● **WHAT THE TASK REQUIRES**
Copy every line that holds "warning".

** START **

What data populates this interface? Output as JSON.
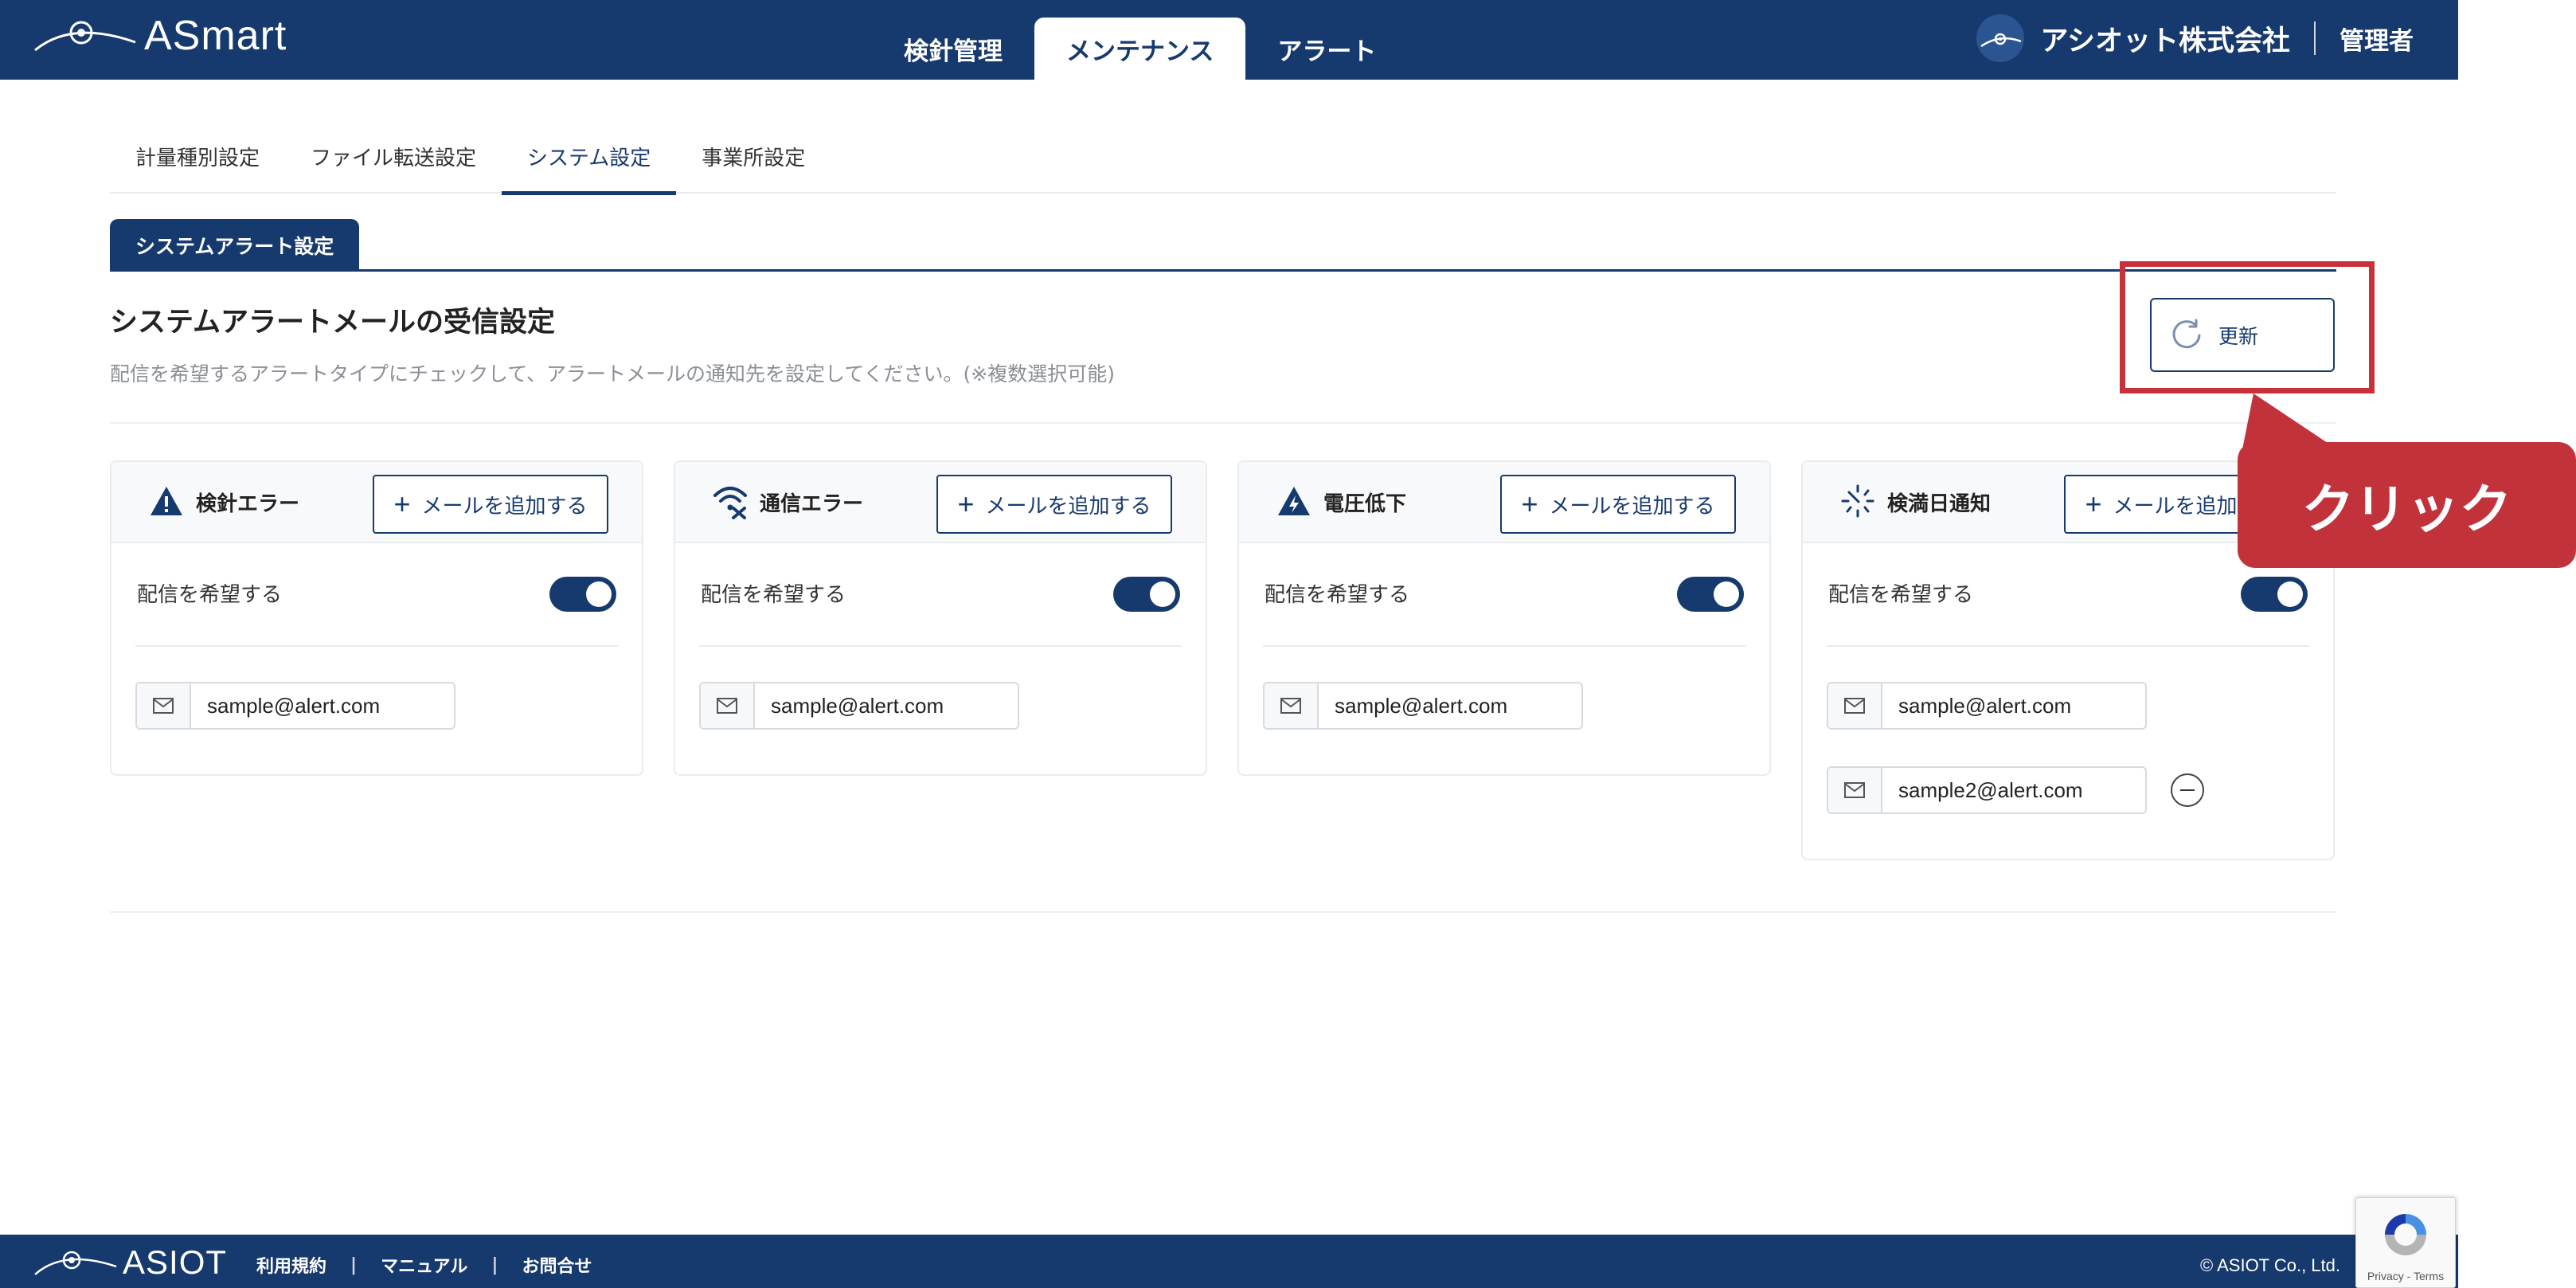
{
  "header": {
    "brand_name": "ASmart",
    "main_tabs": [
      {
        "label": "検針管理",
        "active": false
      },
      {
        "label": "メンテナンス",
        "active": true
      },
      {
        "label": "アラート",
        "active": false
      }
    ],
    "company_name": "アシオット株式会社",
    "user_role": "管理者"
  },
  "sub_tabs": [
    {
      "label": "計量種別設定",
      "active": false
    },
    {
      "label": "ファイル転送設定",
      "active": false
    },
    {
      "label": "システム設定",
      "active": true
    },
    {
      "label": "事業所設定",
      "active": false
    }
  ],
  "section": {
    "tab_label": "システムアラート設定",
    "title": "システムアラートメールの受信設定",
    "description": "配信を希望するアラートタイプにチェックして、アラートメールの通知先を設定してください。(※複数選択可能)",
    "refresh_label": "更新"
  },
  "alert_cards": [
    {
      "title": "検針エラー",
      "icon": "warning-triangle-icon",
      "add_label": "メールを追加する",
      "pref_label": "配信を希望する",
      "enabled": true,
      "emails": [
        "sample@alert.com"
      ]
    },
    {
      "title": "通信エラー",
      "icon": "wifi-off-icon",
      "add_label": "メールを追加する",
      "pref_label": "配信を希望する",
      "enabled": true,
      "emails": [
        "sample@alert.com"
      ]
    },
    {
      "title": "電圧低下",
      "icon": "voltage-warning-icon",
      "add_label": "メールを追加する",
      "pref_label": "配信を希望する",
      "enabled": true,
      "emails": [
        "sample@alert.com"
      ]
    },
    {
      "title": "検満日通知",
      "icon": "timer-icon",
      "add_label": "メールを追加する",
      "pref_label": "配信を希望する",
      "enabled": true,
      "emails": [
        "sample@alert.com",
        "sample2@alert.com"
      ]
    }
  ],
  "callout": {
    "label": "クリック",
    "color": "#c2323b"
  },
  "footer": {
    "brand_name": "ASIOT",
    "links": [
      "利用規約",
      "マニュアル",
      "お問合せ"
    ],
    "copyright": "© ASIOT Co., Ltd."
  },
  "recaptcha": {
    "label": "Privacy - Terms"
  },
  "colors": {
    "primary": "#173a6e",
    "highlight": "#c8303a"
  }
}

** END **

● **RESPONSE TO THIS TASK**
      "icon": "warning-triangle-icon",
      "icon": "voltage-warning-icon",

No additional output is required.